┌─ Input for this task

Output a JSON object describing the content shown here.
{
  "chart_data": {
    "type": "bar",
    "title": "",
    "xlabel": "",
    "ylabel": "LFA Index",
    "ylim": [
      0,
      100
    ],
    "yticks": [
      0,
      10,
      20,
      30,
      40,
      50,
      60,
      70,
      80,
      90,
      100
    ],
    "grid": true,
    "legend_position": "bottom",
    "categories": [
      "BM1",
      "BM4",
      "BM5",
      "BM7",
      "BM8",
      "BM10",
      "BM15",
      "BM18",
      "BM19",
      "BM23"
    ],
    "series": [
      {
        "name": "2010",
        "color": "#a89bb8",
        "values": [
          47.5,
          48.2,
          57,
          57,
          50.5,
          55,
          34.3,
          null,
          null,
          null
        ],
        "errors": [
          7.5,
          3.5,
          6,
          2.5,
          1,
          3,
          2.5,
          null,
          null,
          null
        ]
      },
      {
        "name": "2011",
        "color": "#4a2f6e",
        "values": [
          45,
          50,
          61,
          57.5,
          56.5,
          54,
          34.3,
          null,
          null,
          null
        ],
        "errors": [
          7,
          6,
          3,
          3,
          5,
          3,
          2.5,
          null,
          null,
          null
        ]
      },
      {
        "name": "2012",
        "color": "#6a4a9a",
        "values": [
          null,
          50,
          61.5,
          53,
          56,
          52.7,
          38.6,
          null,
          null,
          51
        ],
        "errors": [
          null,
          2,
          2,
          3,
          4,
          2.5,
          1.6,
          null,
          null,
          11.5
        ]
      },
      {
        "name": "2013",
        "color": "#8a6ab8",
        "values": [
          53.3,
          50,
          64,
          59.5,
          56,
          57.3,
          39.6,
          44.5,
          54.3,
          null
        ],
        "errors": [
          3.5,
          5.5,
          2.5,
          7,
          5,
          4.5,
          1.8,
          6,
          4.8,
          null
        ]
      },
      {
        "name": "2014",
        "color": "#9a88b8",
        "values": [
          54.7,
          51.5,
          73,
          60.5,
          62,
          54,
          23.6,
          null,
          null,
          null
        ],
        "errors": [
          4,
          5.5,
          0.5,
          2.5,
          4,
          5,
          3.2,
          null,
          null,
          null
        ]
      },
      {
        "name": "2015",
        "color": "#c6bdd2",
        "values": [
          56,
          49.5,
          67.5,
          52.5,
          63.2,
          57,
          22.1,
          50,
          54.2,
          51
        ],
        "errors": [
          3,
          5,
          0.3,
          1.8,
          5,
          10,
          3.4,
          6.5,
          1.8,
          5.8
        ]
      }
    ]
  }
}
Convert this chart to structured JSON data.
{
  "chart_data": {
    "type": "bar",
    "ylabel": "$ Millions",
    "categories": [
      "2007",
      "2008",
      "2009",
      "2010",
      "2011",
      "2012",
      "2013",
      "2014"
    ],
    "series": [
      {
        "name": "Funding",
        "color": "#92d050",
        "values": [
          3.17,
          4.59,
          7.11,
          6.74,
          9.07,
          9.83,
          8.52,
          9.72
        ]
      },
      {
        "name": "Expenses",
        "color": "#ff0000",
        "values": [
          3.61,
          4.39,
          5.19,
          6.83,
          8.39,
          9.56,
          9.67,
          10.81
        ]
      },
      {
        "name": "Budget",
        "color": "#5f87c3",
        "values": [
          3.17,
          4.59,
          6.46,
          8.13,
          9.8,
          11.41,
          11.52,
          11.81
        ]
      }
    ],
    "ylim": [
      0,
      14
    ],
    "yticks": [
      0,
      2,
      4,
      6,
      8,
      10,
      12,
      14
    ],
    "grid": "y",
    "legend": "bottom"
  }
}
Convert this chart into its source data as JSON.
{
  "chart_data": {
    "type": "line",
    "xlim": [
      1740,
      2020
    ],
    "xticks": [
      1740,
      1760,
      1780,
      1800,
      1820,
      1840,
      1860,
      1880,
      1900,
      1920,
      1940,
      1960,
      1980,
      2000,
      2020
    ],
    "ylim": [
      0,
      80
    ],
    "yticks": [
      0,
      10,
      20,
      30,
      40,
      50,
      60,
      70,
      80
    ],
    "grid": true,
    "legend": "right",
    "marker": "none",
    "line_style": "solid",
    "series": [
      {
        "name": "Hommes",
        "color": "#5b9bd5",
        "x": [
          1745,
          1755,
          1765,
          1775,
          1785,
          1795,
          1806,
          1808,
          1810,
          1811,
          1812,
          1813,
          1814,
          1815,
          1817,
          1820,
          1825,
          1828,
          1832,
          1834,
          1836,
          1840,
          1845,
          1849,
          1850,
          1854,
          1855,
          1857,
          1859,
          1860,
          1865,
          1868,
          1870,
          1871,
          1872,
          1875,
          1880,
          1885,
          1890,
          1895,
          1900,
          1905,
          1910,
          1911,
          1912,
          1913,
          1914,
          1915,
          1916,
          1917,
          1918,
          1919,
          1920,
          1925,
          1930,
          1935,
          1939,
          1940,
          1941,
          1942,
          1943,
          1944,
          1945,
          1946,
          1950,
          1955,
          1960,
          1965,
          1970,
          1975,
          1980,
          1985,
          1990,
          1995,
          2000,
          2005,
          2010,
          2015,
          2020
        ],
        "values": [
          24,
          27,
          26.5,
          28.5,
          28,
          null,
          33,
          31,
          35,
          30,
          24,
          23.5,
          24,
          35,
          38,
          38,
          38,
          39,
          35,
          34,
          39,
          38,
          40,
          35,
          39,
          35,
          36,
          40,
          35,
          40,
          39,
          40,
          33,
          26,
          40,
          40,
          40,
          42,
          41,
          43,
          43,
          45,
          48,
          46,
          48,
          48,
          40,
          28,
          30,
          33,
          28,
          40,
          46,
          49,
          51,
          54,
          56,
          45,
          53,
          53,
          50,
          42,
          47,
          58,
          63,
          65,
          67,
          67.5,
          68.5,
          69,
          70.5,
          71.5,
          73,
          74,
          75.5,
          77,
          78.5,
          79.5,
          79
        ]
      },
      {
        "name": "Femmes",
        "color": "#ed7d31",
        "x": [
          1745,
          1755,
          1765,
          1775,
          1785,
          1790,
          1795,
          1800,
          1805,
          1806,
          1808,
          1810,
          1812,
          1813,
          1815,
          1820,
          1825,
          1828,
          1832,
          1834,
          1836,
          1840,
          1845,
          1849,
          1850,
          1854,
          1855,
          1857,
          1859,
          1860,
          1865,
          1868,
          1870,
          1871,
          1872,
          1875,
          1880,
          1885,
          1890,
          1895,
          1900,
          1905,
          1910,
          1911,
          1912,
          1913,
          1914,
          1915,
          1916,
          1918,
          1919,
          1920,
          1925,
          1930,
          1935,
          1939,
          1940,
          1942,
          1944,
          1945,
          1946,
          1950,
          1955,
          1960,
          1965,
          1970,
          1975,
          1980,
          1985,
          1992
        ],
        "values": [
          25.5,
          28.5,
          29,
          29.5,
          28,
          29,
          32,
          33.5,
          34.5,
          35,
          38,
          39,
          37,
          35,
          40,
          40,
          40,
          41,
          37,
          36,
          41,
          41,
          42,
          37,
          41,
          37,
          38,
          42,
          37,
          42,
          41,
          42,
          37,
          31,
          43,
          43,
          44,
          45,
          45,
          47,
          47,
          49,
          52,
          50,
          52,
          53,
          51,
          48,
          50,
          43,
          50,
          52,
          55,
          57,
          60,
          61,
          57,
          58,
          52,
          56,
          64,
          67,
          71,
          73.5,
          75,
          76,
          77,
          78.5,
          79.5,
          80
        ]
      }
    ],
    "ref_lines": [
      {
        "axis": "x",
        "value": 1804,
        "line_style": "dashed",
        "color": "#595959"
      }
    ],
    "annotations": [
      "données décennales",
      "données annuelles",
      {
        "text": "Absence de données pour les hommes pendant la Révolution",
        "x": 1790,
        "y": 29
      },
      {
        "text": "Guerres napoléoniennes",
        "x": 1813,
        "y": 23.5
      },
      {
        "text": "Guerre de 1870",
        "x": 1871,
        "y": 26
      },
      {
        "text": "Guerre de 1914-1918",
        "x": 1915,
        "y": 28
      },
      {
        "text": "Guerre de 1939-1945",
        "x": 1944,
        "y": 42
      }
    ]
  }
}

└─

What the task asks =>
Give only the number of lines in the data that hold the string "color".

Written response =>
12